>> Begin Input

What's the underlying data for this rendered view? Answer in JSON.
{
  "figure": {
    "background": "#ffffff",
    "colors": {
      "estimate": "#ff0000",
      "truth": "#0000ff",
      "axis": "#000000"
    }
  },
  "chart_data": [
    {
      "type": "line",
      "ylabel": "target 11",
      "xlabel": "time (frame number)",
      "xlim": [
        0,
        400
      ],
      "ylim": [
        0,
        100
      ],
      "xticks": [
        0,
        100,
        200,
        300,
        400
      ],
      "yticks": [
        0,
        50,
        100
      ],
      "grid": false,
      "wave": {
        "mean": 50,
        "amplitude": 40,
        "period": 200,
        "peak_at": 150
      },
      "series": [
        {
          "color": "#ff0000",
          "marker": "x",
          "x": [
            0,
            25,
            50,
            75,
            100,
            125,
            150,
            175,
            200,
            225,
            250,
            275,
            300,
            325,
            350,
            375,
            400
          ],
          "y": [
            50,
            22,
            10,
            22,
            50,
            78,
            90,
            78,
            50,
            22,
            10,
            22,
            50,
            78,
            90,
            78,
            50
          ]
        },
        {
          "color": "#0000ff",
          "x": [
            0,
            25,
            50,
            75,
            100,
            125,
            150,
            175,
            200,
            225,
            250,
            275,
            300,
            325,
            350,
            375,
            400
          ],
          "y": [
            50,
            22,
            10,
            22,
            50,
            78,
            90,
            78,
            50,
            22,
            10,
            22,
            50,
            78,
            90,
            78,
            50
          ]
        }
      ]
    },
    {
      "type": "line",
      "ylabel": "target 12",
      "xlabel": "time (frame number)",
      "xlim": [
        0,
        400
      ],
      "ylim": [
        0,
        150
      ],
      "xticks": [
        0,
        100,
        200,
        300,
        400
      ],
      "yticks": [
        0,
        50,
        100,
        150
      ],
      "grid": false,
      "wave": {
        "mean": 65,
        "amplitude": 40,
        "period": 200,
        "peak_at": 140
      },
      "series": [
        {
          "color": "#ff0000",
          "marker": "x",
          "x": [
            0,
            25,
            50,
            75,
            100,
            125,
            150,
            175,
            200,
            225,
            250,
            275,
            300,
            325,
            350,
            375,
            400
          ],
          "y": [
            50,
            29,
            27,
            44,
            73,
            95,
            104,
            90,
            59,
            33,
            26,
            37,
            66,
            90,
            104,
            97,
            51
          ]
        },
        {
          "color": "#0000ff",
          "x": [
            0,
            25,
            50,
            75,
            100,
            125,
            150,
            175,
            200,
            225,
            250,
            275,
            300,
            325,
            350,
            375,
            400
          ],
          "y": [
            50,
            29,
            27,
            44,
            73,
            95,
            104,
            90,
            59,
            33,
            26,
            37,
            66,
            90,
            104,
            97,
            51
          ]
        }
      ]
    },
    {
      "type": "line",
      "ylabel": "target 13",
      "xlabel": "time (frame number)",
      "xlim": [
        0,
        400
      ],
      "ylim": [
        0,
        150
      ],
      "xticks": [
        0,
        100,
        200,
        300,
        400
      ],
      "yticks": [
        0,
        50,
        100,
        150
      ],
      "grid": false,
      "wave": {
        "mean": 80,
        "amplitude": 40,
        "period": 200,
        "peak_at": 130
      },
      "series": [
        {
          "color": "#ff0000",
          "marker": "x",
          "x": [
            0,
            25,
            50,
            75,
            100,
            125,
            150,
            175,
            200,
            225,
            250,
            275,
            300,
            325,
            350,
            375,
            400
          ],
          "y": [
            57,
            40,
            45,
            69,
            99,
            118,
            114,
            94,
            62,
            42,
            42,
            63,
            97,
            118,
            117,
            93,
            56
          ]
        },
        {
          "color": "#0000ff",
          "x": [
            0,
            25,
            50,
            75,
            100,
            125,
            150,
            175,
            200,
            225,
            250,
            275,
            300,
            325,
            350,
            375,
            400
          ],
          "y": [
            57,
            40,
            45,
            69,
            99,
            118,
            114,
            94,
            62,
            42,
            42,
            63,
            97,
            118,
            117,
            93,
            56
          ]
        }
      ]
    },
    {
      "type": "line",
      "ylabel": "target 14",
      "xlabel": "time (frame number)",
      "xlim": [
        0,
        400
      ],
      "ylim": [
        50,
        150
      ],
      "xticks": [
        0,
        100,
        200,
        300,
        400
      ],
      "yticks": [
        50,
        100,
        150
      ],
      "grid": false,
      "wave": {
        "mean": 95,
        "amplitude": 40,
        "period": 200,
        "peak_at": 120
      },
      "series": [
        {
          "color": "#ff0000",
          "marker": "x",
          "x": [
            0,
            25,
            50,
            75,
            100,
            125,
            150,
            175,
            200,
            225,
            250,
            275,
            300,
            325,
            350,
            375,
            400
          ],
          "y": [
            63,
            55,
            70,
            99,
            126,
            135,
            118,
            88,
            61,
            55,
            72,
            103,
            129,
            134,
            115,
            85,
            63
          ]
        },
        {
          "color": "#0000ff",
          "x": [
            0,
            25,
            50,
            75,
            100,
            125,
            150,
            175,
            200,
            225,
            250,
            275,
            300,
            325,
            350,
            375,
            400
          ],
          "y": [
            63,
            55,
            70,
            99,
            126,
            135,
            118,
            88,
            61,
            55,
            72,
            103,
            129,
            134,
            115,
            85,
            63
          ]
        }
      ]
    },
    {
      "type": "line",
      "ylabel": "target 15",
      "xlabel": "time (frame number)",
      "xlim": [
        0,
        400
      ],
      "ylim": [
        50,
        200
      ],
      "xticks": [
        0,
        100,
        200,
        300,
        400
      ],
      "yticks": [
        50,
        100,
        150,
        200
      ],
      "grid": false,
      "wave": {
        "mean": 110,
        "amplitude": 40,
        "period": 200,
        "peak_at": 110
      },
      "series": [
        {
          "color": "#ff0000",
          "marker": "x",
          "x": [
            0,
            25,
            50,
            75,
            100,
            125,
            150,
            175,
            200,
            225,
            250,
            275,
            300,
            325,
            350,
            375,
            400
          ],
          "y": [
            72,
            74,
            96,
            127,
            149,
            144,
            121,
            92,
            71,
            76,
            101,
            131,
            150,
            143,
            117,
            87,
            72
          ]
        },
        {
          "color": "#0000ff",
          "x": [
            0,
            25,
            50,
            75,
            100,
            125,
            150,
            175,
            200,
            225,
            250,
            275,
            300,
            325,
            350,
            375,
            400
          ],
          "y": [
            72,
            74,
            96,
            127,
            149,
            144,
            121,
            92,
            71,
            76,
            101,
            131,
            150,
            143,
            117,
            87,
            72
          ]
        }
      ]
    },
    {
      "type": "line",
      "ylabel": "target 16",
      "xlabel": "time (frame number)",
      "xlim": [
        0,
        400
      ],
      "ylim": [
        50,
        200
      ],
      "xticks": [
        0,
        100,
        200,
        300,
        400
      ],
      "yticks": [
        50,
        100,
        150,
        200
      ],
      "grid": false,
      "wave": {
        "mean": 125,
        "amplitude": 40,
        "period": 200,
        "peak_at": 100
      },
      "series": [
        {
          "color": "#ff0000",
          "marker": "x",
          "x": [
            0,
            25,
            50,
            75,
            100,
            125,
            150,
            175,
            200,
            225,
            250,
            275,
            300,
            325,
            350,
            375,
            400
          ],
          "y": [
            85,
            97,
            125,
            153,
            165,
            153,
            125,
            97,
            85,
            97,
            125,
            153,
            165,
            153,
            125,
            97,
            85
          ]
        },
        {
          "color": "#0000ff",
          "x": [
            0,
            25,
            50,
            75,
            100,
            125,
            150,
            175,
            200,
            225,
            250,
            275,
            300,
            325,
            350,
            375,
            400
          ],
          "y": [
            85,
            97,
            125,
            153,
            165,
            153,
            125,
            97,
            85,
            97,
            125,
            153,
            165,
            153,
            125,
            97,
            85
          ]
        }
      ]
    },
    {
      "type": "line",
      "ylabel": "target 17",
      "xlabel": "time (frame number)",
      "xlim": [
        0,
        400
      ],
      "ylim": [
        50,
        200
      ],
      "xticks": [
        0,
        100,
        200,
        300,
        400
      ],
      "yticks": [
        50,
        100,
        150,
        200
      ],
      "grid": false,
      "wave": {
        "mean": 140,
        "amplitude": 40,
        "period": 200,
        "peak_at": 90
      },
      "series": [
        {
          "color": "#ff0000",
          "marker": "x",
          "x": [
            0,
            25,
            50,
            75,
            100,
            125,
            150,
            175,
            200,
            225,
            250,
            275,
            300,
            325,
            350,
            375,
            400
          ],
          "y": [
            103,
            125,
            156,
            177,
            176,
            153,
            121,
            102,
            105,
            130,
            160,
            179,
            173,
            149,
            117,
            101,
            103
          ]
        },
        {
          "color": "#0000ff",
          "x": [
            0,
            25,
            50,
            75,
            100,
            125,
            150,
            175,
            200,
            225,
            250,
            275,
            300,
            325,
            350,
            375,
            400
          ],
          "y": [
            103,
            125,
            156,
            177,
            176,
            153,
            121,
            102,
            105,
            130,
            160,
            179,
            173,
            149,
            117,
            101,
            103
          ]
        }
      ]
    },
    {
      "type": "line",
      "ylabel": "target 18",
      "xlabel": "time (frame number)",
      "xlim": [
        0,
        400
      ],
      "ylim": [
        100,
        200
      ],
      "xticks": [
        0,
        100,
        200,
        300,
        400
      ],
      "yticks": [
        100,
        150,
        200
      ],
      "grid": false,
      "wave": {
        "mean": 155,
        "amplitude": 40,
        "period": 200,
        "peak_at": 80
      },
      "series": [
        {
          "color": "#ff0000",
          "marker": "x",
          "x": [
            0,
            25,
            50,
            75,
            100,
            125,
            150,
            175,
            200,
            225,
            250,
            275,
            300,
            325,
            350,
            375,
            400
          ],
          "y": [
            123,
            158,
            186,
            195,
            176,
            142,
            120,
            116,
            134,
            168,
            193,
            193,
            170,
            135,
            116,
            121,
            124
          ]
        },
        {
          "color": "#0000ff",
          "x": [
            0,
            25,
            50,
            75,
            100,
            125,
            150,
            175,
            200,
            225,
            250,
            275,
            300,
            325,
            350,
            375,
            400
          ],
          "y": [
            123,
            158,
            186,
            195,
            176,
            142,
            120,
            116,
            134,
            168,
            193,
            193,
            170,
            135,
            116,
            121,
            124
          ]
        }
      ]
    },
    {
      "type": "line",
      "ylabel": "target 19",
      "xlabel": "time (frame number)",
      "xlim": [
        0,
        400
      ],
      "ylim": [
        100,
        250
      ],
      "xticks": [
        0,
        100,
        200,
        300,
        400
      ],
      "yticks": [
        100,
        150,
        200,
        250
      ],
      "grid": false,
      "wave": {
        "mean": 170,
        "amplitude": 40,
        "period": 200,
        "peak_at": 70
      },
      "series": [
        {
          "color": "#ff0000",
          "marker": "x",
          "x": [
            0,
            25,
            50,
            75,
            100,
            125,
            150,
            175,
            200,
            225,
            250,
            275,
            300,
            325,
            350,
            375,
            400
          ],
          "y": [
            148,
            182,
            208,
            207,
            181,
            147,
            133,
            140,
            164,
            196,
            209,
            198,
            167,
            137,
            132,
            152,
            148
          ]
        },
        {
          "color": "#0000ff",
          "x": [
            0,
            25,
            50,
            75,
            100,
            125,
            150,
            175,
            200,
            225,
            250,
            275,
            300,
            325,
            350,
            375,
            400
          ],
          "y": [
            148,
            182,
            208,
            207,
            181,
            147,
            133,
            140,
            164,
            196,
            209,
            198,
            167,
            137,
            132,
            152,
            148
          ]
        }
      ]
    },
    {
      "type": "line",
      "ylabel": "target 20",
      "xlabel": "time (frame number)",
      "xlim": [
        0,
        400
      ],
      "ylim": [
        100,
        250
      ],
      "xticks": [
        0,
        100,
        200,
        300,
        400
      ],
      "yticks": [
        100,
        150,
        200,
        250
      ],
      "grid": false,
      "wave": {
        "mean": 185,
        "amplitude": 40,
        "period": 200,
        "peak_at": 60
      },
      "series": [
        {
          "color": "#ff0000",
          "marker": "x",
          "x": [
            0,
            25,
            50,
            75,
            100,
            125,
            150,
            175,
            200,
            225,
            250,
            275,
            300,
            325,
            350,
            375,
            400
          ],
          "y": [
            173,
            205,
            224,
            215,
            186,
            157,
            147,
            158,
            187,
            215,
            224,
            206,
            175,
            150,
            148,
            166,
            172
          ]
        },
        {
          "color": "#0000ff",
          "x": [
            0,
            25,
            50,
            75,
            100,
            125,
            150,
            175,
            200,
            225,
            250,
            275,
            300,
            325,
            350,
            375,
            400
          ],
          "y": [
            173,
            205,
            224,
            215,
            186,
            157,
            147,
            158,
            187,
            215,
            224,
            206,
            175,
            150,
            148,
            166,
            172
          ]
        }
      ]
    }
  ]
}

>> End Input

Find every line in the records above that contains the word "mean", and copy each one.

        "mean": 50,
        "mean": 65,
        "mean": 80,
        "mean": 95,
        "mean": 110,
        "mean": 125,
        "mean": 140,
        "mean": 155,
        "mean": 170,
        "mean": 185,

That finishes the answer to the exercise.